GIVEN TASK:
In the entries below, find every line holding the string "Description" and collect it.

[Stored records]

= = = = = = =

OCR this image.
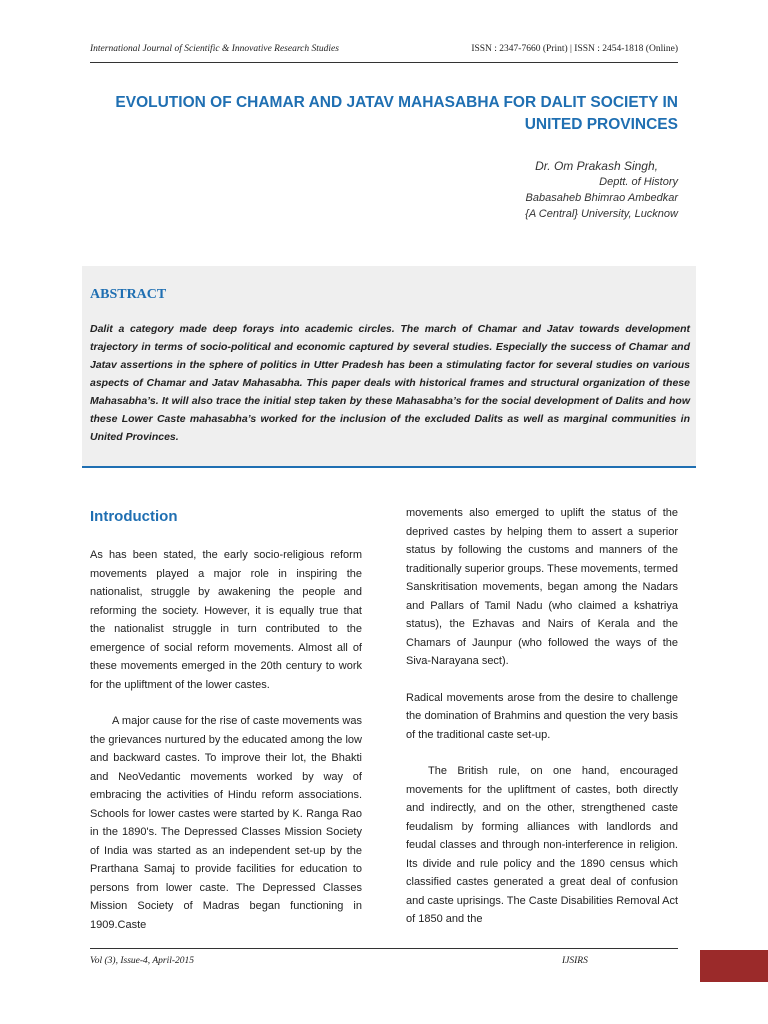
International Journal of Scientific & Innovative Research Studies	ISSN : 2347-7660 (Print) | ISSN : 2454-1818 (Online)
EVOLUTION OF CHAMAR AND JATAV MAHASABHA FOR DALIT SOCIETY IN
UNITED PROVINCES
Dr. Om Prakash Singh,
Deptt. of History
Babasaheb Bhimrao Ambedkar
{A Central} University, Lucknow
ABSTRACT
Dalit a category made deep forays into academic circles. The march of Chamar and Jatav towards development trajectory in terms of socio-political and economic captured by several studies. Especially the success of Chamar and Jatav assertions in the sphere of politics in Utter Pradesh has been a stimulating factor for several studies on various aspects of Chamar and Jatav Mahasabha. This paper deals with historical frames and structural organization of these Mahasabha’s. It will also trace the initial step taken by these Mahasabha’s for the social development of Dalits and how these Lower Caste mahasabha’s worked for the inclusion of the excluded Dalits as well as marginal communities in United Provinces.
Introduction

As has been stated, the early socio-religious reform movements played a major role in inspiring the nationalist, struggle by awakening the people and reforming the society. However, it is equally true that the nationalist struggle in turn contributed to the emergence of social reform movements. Almost all of these movements emerged in the 20th century to work for the upliftment of the lower castes.

A major cause for the rise of caste movements was the grievances nurtured by the educated among the low and backward castes. To improve their lot, the Bhakti and NeoVedantic movements worked by way of embracing the activities of Hindu reform associations. Schools for lower castes were started by K. Ranga Rao in the 1890's. The Depressed Classes Mission Society of India was started as an independent set-up by the Prarthana Samaj to provide facilities for education to persons from lower caste. The Depressed Classes Mission Society of Madras began functioning in 1909.Caste

movements also emerged to uplift the status of the deprived castes by helping them to assert a superior status by following the customs and manners of the traditionally superior groups. These movements, termed Sanskritisation movements, began among the Nadars and Pallars of Tamil Nadu (who claimed a kshatriya status), the Ezhavas and Nairs of Kerala and the Chamars of Jaunpur (who followed the ways of the Siva-Narayana sect).

Radical movements arose from the desire to challenge the domination of Brahmins and question the very basis of the traditional caste set-up.

The British rule, on one hand, encouraged movements for the upliftment of castes, both directly and indirectly, and on the other, strengthened caste feudalism by forming alliances with landlords and feudal classes and through non-interference in religion. Its divide and rule policy and the 1890 census which classified castes generated a great deal of confusion and caste uprisings. The Caste Disabilities Removal Act of 1850 and the

Vol (3), Issue-4, April-2015	IJSIRS
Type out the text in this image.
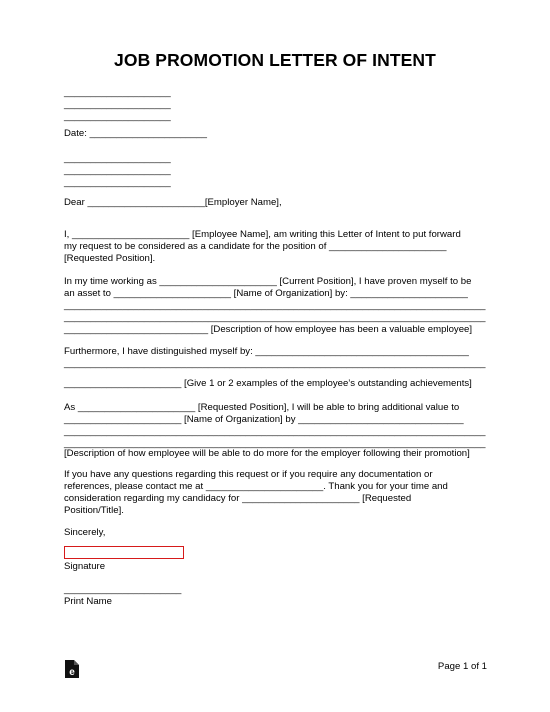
JOB PROMOTION LETTER OF INTENT
____________________
____________________
____________________
Date: ______________________
____________________
____________________
____________________
Dear ______________________[Employer Name],
I, ______________________ [Employee Name], am writing this Letter of Intent to put forward
my request to be considered as a candidate for the position of ______________________
[Requested Position].
In my time working as ______________________ [Current Position], I have proven myself to be
an asset to ______________________ [Name of Organization] by: ______________________
_______________________________________________________________________________
_______________________________________________________________________________
___________________________ [Description of how employee has been a valuable employee]
Furthermore, I have distinguished myself by: ________________________________________
_______________________________________________________________________________
______________________ [Give 1 or 2 examples of the employee’s outstanding achievements]
As ______________________ [Requested Position], I will be able to bring additional value to
______________________ [Name of Organization] by _______________________________
_______________________________________________________________________________
_______________________________________________________________________________
[Description of how employee will be able to do more for the employer following their promotion]
If you have any questions regarding this request or if you require any documentation or
references, please contact me at ______________________. Thank you for your time and
consideration regarding my candidacy for ______________________ [Requested
Position/Title].
Sincerely,
Signature
______________________
Print Name
e
Page 1 of 1
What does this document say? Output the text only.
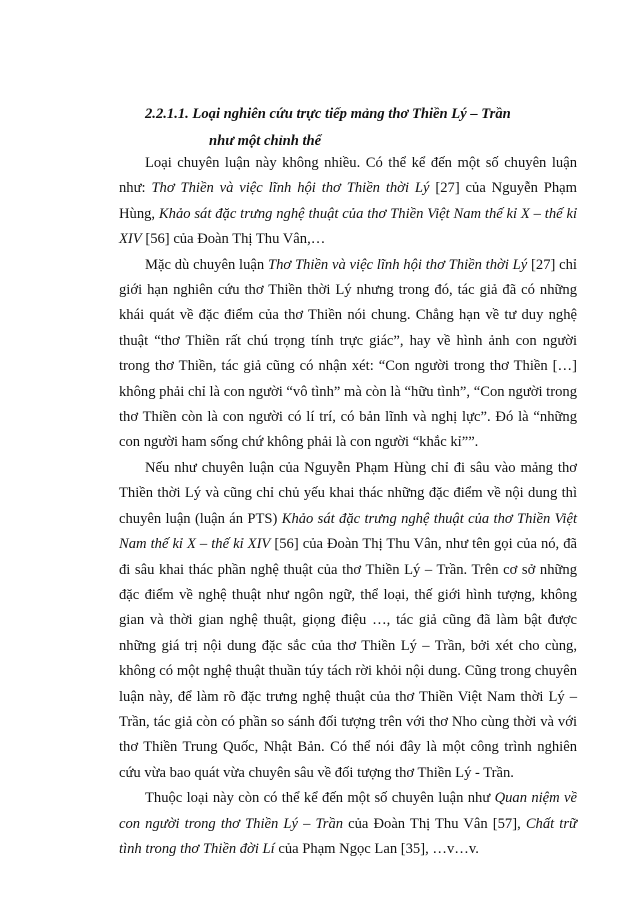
2.2.1.1. Loại nghiên cứu trực tiếp mảng thơ Thiền Lý – Trần
như một chỉnh thể

Loại chuyên luận này không nhiều. Có thể kể đến một số chuyên luận như: Thơ Thiền và việc lĩnh hội thơ Thiền thời Lý [27] của Nguyễn Phạm Hùng, Khảo sát đặc trưng nghệ thuật của thơ Thiền Việt Nam thế kỉ X – thế kỉ XIV [56] của Đoàn Thị Thu Vân,…

Mặc dù chuyên luận Thơ Thiền và việc lĩnh hội thơ Thiền thời Lý [27] chỉ giới hạn nghiên cứu thơ Thiền thời Lý nhưng trong đó, tác giả đã có những khái quát về đặc điểm của thơ Thiền nói chung. Chẳng hạn về tư duy nghệ thuật “thơ Thiền rất chú trọng tính trực giác”, hay về hình ảnh con người trong thơ Thiền, tác giả cũng có nhận xét: “Con người trong thơ Thiền […] không phải chỉ là con người “vô tình” mà còn là “hữu tình”, “Con người trong thơ Thiền còn là con người có lí trí, có bản lĩnh và nghị lực”. Đó là “những con người ham sống chứ không phải là con người “khắc kỉ””.

Nếu như chuyên luận của Nguyễn Phạm Hùng chỉ đi sâu vào mảng thơ Thiền thời Lý và cũng chỉ chủ yếu khai thác những đặc điểm về nội dung thì chuyên luận (luận án PTS) Khảo sát đặc trưng nghệ thuật của thơ Thiền Việt Nam thế kỉ X – thế kỉ XIV [56] của Đoàn Thị Thu Vân, như tên gọi của nó, đã đi sâu khai thác phần nghệ thuật của thơ Thiền Lý – Trần. Trên cơ sở những đặc điểm về nghệ thuật như ngôn ngữ, thể loại, thế giới hình tượng, không gian và thời gian nghệ thuật, giọng điệu …, tác giả cũng đã làm bật được những giá trị nội dung đặc sắc của thơ Thiền Lý – Trần, bởi xét cho cùng, không có một nghệ thuật thuần túy tách rời khỏi nội dung. Cũng trong chuyên luận này, để làm rõ đặc trưng nghệ thuật của thơ Thiền Việt Nam thời Lý – Trần, tác giả còn có phần so sánh đối tượng trên với thơ Nho cùng thời và với thơ Thiền Trung Quốc, Nhật Bản. Có thể nói đây là một công trình nghiên cứu vừa bao quát vừa chuyên sâu về đối tượng thơ Thiền Lý - Trần.

Thuộc loại này còn có thể kể đến một số chuyên luận như Quan niệm về con người trong thơ Thiền Lý – Trần của Đoàn Thị Thu Vân [57], Chất trữ tình trong thơ Thiền đời Lí của Phạm Ngọc Lan [35], …v…v.
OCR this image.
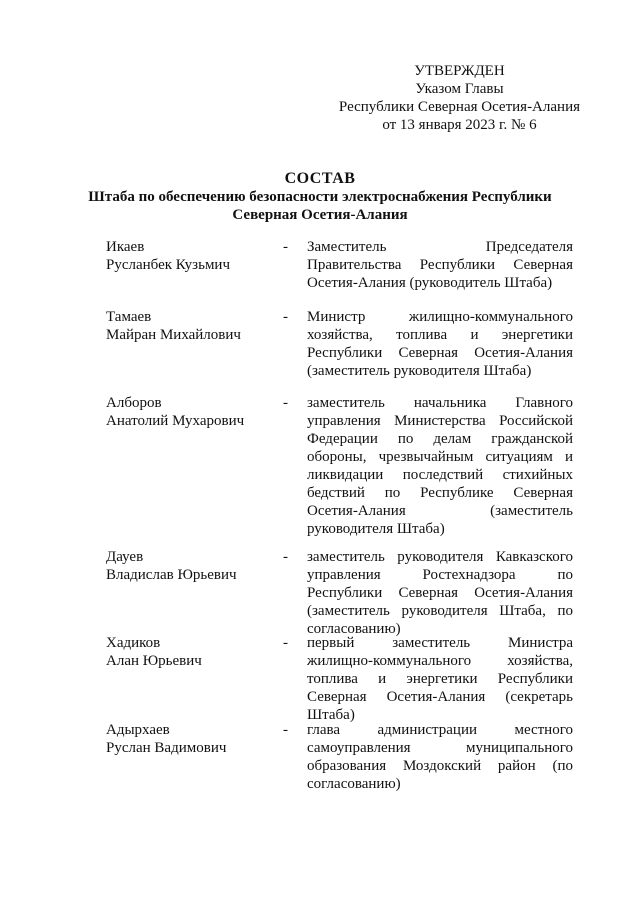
УТВЕРЖДЕН
Указом Главы
Республики Северная Осетия-Алания
от 13 января 2023 г. № 6
СОСТАВ
Штаба по обеспечению безопасности электроснабжения Республики Северная Осетия-Алания
Икаев
Русланбек Кузьмич
- Заместитель Председателя Правительства Республики Северная Осетия-Алания (руководитель Штаба)
Тамаев
Майран Михайлович
- Министр жилищно-коммунального хозяйства, топлива и энергетики Республики Северная Осетия-Алания (заместитель руководителя Штаба)
Алборов
Анатолий Мухарович
- заместитель начальника Главного управления Министерства Российской Федерации по делам гражданской обороны, чрезвычайным ситуациям и ликвидации последствий стихийных бедствий по Республике Северная Осетия-Алания (заместитель руководителя Штаба)
Дауев
Владислав Юрьевич
- заместитель руководителя Кавказского управления Ростехнадзора по Республики Северная Осетия-Алания (заместитель руководителя Штаба, по согласованию)
Хадиков
Алан Юрьевич
- первый заместитель Министра жилищно-коммунального хозяйства, топлива и энергетики Республики Северная Осетия-Алания (секретарь Штаба)
Адырхаев
Руслан Вадимович
- глава администрации местного самоуправления муниципального образования Моздокский район (по согласованию)
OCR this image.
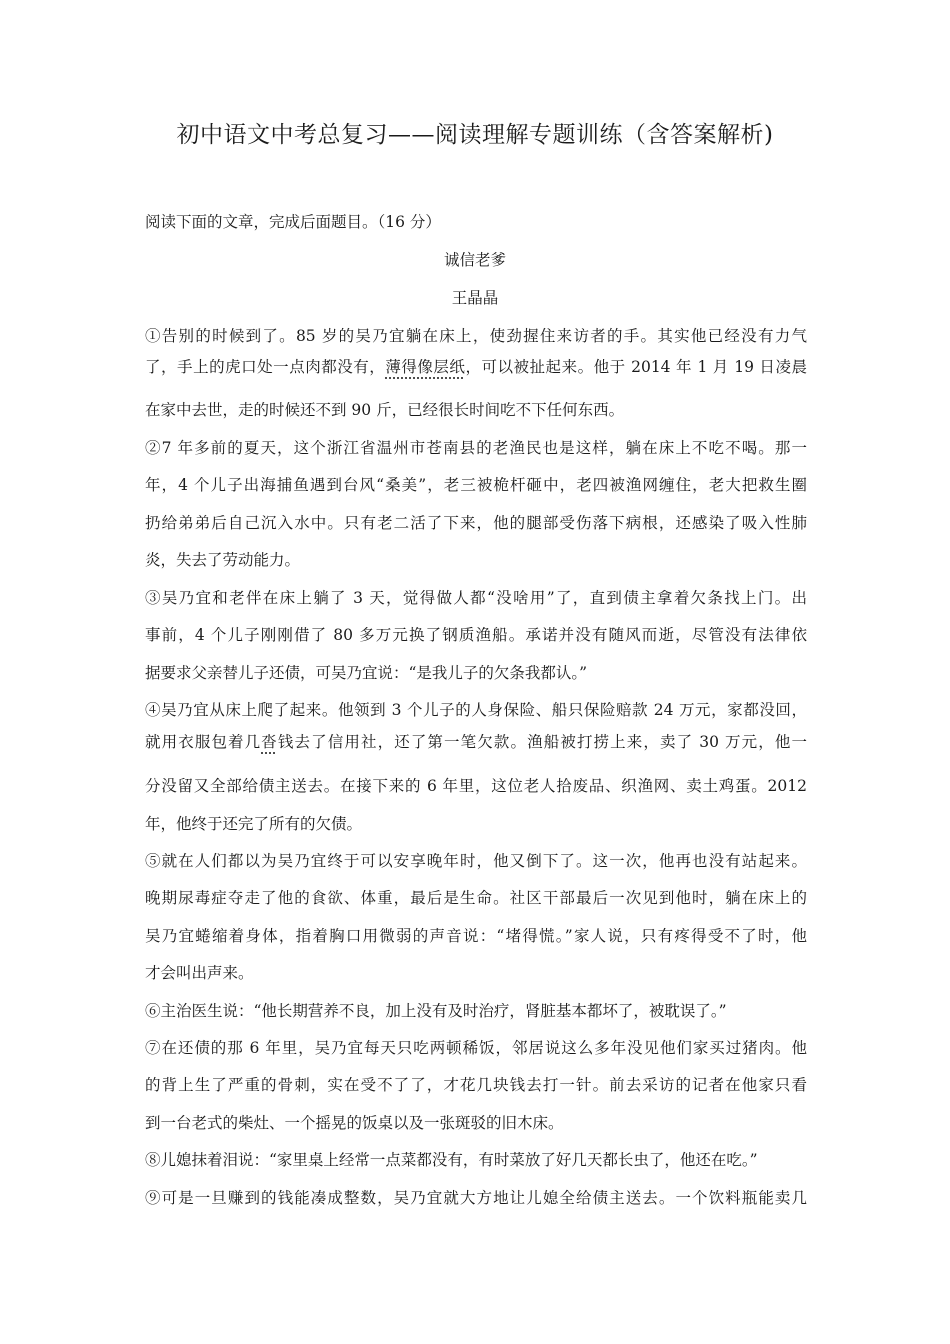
初中语文中考总复习——阅读理解专题训练（含答案解析)
阅读下面的文章，完成后面题目。（16 分）
诚信老爹
王晶晶
①告别的时候到了。85 岁的吴乃宜躺在床上，使劲握住来访者的手。其实他已经没有力气
了，手上的虎口处一点肉都没有，薄得像层纸，可以被扯起来。他于 2014 年 1 月 19 日凌晨
在家中去世，走的时候还不到 90 斤，已经很长时间吃不下任何东西。
②7 年多前的夏天，这个浙江省温州市苍南县的老渔民也是这样，躺在床上不吃不喝。那一
年，4 个儿子出海捕鱼遇到台风“桑美”，老三被桅杆砸中，老四被渔网缠住，老大把救生圈
扔给弟弟后自己沉入水中。只有老二活了下来，他的腿部受伤落下病根，还感染了吸入性肺
炎，失去了劳动能力。
③吴乃宜和老伴在床上躺了 3 天，觉得做人都“没啥用”了，直到债主拿着欠条找上门。出
事前，4 个儿子刚刚借了 80 多万元换了钢质渔船。承诺并没有随风而逝，尽管没有法律依
据要求父亲替儿子还债，可吴乃宜说：“是我儿子的欠条我都认。”
④吴乃宜从床上爬了起来。他领到 3 个儿子的人身保险、船只保险赔款 24 万元，家都没回，
就用衣服包着几沓钱去了信用社，还了第一笔欠款。渔船被打捞上来，卖了 30 万元，他一
分没留又全部给债主送去。在接下来的 6 年里，这位老人拾废品、织渔网、卖土鸡蛋。2012
年，他终于还完了所有的欠债。
⑤就在人们都以为吴乃宜终于可以安享晚年时，他又倒下了。这一次，他再也没有站起来。
晚期尿毒症夺走了他的食欲、体重，最后是生命。社区干部最后一次见到他时，躺在床上的
吴乃宜蜷缩着身体，指着胸口用微弱的声音说：“堵得慌。”家人说，只有疼得受不了时，他
才会叫出声来。
⑥主治医生说：“他长期营养不良，加上没有及时治疗，肾脏基本都坏了，被耽误了。”
⑦在还债的那 6 年里，吴乃宜每天只吃两顿稀饭，邻居说这么多年没见他们家买过猪肉。他
的背上生了严重的骨刺，实在受不了了，才花几块钱去打一针。前去采访的记者在他家只看
到一台老式的柴灶、一个摇晃的饭桌以及一张斑驳的旧木床。
⑧儿媳抹着泪说：“家里桌上经常一点菜都没有，有时菜放了好几天都长虫了，他还在吃。”
⑨可是一旦赚到的钱能凑成整数，吴乃宜就大方地让儿媳全给债主送去。一个饮料瓶能卖几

= = = = = = =

FINAL RESULT:
___________________________ [Description of how employee has been a valuable employee]
[Description of how employee will be able to do more for the employer following their promotion]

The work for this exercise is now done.